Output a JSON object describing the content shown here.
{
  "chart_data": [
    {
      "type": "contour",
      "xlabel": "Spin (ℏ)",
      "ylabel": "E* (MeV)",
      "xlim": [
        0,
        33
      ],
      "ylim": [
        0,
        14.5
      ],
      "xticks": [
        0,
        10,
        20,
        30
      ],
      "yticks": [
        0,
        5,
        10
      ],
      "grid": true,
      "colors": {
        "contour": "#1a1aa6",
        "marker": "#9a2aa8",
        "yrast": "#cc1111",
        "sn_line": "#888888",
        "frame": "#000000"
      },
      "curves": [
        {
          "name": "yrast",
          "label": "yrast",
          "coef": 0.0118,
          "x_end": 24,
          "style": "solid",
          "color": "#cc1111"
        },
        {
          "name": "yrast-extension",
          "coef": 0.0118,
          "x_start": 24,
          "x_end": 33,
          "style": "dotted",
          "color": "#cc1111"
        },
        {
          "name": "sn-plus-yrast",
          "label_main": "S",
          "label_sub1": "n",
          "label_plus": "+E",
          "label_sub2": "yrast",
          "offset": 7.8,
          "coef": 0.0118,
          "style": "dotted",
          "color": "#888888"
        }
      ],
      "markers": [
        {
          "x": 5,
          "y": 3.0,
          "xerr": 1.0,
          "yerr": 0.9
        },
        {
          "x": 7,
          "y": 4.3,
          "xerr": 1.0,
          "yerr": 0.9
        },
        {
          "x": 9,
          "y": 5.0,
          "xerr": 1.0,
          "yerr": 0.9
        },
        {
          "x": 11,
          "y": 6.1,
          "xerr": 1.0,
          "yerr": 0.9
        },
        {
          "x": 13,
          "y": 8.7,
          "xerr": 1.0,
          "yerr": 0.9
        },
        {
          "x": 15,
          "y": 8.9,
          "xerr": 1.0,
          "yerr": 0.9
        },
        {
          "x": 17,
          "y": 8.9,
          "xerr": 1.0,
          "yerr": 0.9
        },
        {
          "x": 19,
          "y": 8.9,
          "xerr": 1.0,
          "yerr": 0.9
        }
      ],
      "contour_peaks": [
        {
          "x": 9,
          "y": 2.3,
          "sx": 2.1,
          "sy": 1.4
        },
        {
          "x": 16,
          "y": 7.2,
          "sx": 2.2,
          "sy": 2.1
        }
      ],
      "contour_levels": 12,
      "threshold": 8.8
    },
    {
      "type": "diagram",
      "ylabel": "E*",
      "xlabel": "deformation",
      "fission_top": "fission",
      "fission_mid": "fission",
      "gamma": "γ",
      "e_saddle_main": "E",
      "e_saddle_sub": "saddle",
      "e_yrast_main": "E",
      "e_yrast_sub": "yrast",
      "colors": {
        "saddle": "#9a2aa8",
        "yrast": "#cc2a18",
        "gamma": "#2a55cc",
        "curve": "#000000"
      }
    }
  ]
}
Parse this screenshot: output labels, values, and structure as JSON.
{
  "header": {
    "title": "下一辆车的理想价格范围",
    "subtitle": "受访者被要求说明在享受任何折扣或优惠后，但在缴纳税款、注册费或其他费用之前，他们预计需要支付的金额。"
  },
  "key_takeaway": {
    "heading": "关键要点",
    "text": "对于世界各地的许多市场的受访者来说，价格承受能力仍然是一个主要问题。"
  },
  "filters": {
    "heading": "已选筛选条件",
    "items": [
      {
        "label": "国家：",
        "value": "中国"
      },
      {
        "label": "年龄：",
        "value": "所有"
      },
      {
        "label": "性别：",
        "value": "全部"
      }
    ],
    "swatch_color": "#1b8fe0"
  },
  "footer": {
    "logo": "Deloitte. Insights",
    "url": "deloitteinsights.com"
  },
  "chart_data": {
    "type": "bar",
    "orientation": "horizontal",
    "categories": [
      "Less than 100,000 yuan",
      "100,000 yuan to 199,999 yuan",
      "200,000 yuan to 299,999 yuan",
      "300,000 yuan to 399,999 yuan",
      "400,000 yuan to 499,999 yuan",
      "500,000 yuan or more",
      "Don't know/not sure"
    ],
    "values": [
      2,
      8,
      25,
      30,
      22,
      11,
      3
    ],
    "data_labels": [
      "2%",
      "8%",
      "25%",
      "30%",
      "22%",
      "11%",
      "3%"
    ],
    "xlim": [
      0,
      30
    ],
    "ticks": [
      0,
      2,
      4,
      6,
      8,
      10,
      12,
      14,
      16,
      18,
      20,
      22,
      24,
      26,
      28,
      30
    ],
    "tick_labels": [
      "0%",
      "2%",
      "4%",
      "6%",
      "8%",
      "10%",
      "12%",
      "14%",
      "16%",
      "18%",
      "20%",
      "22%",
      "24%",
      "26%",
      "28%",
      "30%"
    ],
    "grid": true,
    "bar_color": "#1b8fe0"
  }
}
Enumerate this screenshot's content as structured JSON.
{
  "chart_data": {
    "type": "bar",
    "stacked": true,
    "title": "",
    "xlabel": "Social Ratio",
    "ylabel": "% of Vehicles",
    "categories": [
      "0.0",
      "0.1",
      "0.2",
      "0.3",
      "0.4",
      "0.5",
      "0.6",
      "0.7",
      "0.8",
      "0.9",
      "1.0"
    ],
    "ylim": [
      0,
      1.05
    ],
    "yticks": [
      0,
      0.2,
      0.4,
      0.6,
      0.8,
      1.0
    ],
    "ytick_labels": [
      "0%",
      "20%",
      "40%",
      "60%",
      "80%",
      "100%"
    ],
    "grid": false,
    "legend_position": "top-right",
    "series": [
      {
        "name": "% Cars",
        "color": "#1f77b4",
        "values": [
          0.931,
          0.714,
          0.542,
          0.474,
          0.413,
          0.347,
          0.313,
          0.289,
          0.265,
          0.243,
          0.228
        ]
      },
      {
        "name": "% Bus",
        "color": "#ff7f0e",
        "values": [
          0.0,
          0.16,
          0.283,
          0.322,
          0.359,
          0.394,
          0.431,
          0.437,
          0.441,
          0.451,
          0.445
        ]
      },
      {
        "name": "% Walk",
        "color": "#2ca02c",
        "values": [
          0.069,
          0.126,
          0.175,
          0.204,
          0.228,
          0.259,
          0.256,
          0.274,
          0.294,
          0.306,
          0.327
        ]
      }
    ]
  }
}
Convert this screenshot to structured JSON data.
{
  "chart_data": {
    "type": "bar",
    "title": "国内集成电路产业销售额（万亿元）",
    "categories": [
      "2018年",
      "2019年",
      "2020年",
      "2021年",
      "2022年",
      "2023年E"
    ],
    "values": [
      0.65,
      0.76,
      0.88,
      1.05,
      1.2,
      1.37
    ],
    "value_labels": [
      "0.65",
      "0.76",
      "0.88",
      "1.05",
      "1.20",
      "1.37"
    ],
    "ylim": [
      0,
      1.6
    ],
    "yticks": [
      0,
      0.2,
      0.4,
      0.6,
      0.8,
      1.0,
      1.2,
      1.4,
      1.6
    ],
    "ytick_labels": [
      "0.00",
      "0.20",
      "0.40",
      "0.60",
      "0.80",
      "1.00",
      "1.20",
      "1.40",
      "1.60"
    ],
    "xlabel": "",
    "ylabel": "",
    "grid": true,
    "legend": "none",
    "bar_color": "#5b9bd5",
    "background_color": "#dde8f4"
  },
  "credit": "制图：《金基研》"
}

══════════════════════════════

Isolate each line of the listing above that includes "name". Copy it.

          "name": "yrast",
          "name": "yrast-extension",
          "name": "sn-plus-yrast",
        "name": "% Cars",
        "name": "% Bus",
        "name": "% Walk",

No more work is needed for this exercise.